*** THE RECORDS ***

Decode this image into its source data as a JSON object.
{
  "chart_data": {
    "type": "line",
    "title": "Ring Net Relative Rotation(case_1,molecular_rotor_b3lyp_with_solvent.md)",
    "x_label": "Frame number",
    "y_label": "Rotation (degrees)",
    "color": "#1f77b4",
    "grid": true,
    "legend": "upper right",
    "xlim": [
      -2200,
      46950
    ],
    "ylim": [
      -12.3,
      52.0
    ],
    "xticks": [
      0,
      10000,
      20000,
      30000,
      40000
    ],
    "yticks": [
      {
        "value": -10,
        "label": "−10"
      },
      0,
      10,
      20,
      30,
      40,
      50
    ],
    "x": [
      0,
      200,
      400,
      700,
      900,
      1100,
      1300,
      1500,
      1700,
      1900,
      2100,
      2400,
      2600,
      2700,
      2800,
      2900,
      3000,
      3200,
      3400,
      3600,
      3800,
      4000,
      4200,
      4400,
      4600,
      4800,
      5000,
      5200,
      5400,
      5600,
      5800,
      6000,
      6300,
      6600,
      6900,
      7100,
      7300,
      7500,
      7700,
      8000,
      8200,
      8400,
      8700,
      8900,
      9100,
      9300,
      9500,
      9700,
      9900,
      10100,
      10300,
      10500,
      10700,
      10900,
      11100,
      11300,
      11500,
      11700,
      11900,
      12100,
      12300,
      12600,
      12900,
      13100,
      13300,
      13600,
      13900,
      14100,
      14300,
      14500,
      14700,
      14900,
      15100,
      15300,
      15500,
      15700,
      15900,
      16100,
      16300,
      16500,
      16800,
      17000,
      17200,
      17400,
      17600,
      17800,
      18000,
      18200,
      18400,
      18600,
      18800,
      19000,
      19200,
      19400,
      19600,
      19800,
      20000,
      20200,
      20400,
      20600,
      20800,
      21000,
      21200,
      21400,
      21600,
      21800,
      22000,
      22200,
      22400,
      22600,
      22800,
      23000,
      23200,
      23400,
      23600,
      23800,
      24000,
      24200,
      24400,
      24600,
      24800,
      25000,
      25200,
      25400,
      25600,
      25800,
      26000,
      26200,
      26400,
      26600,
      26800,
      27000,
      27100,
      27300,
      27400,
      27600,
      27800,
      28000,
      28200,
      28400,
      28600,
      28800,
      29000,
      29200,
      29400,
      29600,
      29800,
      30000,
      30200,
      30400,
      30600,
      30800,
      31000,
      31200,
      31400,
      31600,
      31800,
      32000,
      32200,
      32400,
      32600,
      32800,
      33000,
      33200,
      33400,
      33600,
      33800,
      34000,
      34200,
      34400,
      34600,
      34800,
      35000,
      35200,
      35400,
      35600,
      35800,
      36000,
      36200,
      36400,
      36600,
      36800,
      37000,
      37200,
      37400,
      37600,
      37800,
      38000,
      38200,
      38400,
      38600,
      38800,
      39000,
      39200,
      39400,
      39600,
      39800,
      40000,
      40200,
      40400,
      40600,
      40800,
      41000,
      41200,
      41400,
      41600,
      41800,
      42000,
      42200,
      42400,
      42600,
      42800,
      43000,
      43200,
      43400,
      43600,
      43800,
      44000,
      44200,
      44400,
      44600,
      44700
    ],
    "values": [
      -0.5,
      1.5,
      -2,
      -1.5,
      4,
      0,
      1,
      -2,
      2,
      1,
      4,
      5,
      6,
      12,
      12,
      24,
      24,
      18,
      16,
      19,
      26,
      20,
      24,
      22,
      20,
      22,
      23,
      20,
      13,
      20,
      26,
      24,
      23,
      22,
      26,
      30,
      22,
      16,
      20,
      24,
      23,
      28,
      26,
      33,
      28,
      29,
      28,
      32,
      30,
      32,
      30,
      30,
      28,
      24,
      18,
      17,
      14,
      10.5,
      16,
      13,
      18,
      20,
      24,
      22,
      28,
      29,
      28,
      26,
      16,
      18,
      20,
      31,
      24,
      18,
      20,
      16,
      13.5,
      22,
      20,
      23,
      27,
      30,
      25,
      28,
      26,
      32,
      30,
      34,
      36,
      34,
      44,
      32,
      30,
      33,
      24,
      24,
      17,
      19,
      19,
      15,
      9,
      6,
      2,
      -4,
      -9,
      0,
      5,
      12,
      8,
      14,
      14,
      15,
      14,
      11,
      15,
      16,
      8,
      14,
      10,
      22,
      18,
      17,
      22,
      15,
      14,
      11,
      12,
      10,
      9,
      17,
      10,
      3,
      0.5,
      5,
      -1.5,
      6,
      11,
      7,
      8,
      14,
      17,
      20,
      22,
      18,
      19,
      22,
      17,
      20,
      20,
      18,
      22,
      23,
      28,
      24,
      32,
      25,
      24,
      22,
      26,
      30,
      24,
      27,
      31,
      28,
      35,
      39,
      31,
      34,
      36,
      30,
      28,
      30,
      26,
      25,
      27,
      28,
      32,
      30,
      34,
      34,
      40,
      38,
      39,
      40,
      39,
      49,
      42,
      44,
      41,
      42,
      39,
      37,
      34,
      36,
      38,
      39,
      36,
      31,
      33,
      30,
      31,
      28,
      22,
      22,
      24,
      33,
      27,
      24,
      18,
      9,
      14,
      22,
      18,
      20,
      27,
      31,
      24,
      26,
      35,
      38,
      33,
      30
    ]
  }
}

***

- EXERCISE TASK
Output each record exactly, leaving nothing out.

- THE OUTPUT
Decode this image into its source data as a JSON object.
{
  "chart_data": {
    "type": "line",
    "title": "Ring Net Relative Rotation(case_1,molecular_rotor_b3lyp_with_solvent.md)",
    "x_label": "Frame number",
    "y_label": "Rotation (degrees)",
    "color": "#1f77b4",
    "grid": true,
    "legend": "upper right",
    "xlim": [
      -2200,
      46950
    ],
    "ylim": [
      -12.3,
      52.0
    ],
    "xticks": [
      0,
      10000,
      20000,
      30000,
      40000
    ],
    "yticks": [
      {
        "value": -10,
        "label": "−10"
      },
      0,
      10,
      20,
      30,
      40,
      50
    ],
    "x": [
      0,
      200,
      400,
      700,
      900,
      1100,
      1300,
      1500,
      1700,
      1900,
      2100,
      2400,
      2600,
      2700,
      2800,
      2900,
      3000,
      3200,
      3400,
      3600,
      3800,
      4000,
      4200,
      4400,
      4600,
      4800,
      5000,
      5200,
      5400,
      5600,
      5800,
      6000,
      6300,
      6600,
      6900,
      7100,
      7300,
      7500,
      7700,
      8000,
      8200,
      8400,
      8700,
      8900,
      9100,
      9300,
      9500,
      9700,
      9900,
      10100,
      10300,
      10500,
      10700,
      10900,
      11100,
      11300,
      11500,
      11700,
      11900,
      12100,
      12300,
      12600,
      12900,
      13100,
      13300,
      13600,
      13900,
      14100,
      14300,
      14500,
      14700,
      14900,
      15100,
      15300,
      15500,
      15700,
      15900,
      16100,
      16300,
      16500,
      16800,
      17000,
      17200,
      17400,
      17600,
      17800,
      18000,
      18200,
      18400,
      18600,
      18800,
      19000,
      19200,
      19400,
      19600,
      19800,
      20000,
      20200,
      20400,
      20600,
      20800,
      21000,
      21200,
      21400,
      21600,
      21800,
      22000,
      22200,
      22400,
      22600,
      22800,
      23000,
      23200,
      23400,
      23600,
      23800,
      24000,
      24200,
      24400,
      24600,
      24800,
      25000,
      25200,
      25400,
      25600,
      25800,
      26000,
      26200,
      26400,
      26600,
      26800,
      27000,
      27100,
      27300,
      27400,
      27600,
      27800,
      28000,
      28200,
      28400,
      28600,
      28800,
      29000,
      29200,
      29400,
      29600,
      29800,
      30000,
      30200,
      30400,
      30600,
      30800,
      31000,
      31200,
      31400,
      31600,
      31800,
      32000,
      32200,
      32400,
      32600,
      32800,
      33000,
      33200,
      33400,
      33600,
      33800,
      34000,
      34200,
      34400,
      34600,
      34800,
      35000,
      35200,
      35400,
      35600,
      35800,
      36000,
      36200,
      36400,
      36600,
      36800,
      37000,
      37200,
      37400,
      37600,
      37800,
      38000,
      38200,
      38400,
      38600,
      38800,
      39000,
      39200,
      39400,
      39600,
      39800,
      40000,
      40200,
      40400,
      40600,
      40800,
      41000,
      41200,
      41400,
      41600,
      41800,
      42000,
      42200,
      42400,
      42600,
      42800,
      43000,
      43200,
      43400,
      43600,
      43800,
      44000,
      44200,
      44400,
      44600,
      44700
    ],
    "values": [
      -0.5,
      1.5,
      -2,
      -1.5,
      4,
      0,
      1,
      -2,
      2,
      1,
      4,
      5,
      6,
      12,
      12,
      24,
      24,
      18,
      16,
      19,
      26,
      20,
      24,
      22,
      20,
      22,
      23,
      20,
      13,
      20,
      26,
      24,
      23,
      22,
      26,
      30,
      22,
      16,
      20,
      24,
      23,
      28,
      26,
      33,
      28,
      29,
      28,
      32,
      30,
      32,
      30,
      30,
      28,
      24,
      18,
      17,
      14,
      10.5,
      16,
      13,
      18,
      20,
      24,
      22,
      28,
      29,
      28,
      26,
      16,
      18,
      20,
      31,
      24,
      18,
      20,
      16,
      13.5,
      22,
      20,
      23,
      27,
      30,
      25,
      28,
      26,
      32,
      30,
      34,
      36,
      34,
      44,
      32,
      30,
      33,
      24,
      24,
      17,
      19,
      19,
      15,
      9,
      6,
      2,
      -4,
      -9,
      0,
      5,
      12,
      8,
      14,
      14,
      15,
      14,
      11,
      15,
      16,
      8,
      14,
      10,
      22,
      18,
      17,
      22,
      15,
      14,
      11,
      12,
      10,
      9,
      17,
      10,
      3,
      0.5,
      5,
      -1.5,
      6,
      11,
      7,
      8,
      14,
      17,
      20,
      22,
      18,
      19,
      22,
      17,
      20,
      20,
      18,
      22,
      23,
      28,
      24,
      32,
      25,
      24,
      22,
      26,
      30,
      24,
      27,
      31,
      28,
      35,
      39,
      31,
      34,
      36,
      30,
      28,
      30,
      26,
      25,
      27,
      28,
      32,
      30,
      34,
      34,
      40,
      38,
      39,
      40,
      39,
      49,
      42,
      44,
      41,
      42,
      39,
      37,
      34,
      36,
      38,
      39,
      36,
      31,
      33,
      30,
      31,
      28,
      22,
      22,
      24,
      33,
      27,
      24,
      18,
      9,
      14,
      22,
      18,
      20,
      27,
      31,
      24,
      26,
      35,
      38,
      33,
      30
    ]
  }
}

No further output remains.